• _AIM_
Take every line where the string "Actions" appears and copy it.

• _INPUT DATA_
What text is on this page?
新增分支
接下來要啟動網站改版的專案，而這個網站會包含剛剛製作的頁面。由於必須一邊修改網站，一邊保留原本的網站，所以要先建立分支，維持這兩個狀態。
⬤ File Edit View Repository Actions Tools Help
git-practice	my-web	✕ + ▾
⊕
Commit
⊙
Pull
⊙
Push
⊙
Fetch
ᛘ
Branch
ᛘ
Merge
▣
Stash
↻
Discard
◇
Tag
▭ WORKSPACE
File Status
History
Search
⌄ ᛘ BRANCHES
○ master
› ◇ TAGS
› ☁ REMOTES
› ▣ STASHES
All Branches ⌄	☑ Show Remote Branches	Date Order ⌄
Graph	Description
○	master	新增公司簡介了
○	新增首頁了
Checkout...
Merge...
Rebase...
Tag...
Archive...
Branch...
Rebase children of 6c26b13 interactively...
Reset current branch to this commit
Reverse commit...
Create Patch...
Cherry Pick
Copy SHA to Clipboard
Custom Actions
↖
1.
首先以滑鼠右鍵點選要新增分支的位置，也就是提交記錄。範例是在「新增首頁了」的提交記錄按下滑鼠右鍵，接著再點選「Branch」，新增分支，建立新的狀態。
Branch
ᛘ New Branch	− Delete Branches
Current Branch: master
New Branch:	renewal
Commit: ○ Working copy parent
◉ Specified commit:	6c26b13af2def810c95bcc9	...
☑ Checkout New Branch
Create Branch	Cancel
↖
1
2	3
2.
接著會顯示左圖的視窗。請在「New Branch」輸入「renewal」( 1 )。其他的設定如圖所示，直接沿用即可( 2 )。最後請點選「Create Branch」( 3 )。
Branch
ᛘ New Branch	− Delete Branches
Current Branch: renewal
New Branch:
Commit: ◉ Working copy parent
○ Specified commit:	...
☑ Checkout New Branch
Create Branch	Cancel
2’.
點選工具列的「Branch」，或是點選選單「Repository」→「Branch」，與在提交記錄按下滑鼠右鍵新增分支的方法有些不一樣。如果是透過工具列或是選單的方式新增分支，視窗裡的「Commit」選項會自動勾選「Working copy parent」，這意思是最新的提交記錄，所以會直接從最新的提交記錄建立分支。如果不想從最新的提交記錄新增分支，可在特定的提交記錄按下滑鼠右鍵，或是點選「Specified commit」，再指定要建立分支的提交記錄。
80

• _RESULT OF THE TASK_
⬤ File Edit View Repository Actions Tools Help
Custom Actions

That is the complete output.